## START

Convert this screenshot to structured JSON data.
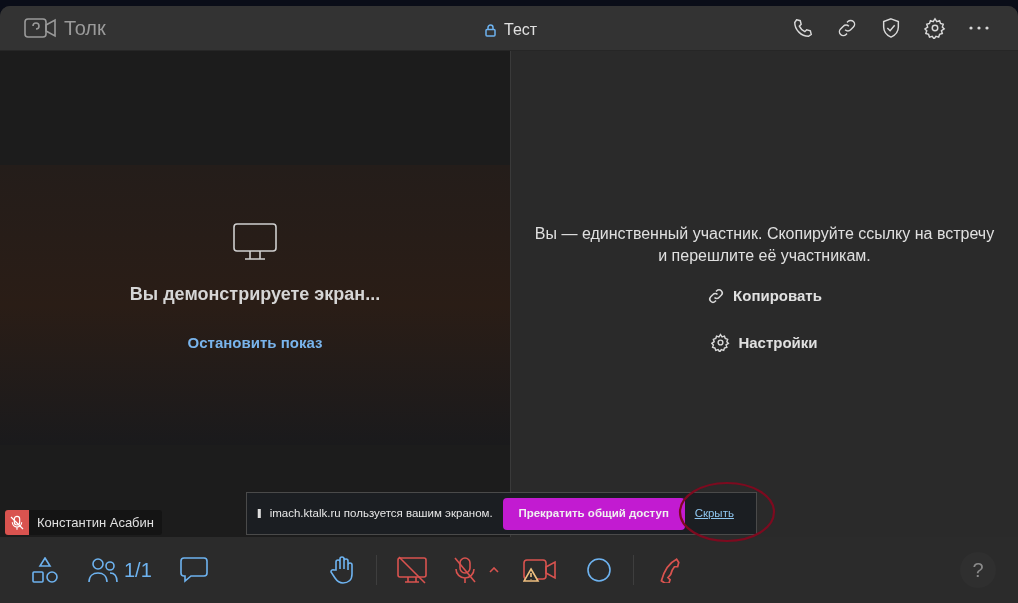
{
  "header": {
    "app_name": "Толк",
    "title": "Тест"
  },
  "screen_share": {
    "message": "Вы демонстрируете экран...",
    "stop_link": "Остановить показ"
  },
  "invite": {
    "message": "Вы — единственный участник. Скопируйте ссылку на встречу и перешлите её участникам.",
    "copy": "Копировать",
    "settings": "Настройки"
  },
  "participant": {
    "name": "Константин Асабин",
    "muted": true
  },
  "share_notice": {
    "pause": "II",
    "text": "imach.ktalk.ru пользуется вашим экраном.",
    "stop_button": "Прекратить общий доступ",
    "hide_link": "Скрыть"
  },
  "toolbar": {
    "participants_count": "1/1",
    "mic_muted": true,
    "camera_warning": true,
    "help": "?"
  }
}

## END

Copy every record above exactly, leaving out any pictures.

(Result)
Convert this screenshot to structured JSON data.
{
  "header": {
    "app_name": "Толк",
    "title": "Тест"
  },
  "screen_share": {
    "message": "Вы демонстрируете экран...",
    "stop_link": "Остановить показ"
  },
  "invite": {
    "message": "Вы — единственный участник. Скопируйте ссылку на встречу и перешлите её участникам.",
    "copy": "Копировать",
    "settings": "Настройки"
  },
  "participant": {
    "name": "Константин Асабин",
    "muted": true
  },
  "share_notice": {
    "pause": "II",
    "text": "imach.ktalk.ru пользуется вашим экраном.",
    "stop_button": "Прекратить общий доступ",
    "hide_link": "Скрыть"
  },
  "toolbar": {
    "participants_count": "1/1",
    "mic_muted": true,
    "camera_warning": true,
    "help": "?"
  }
}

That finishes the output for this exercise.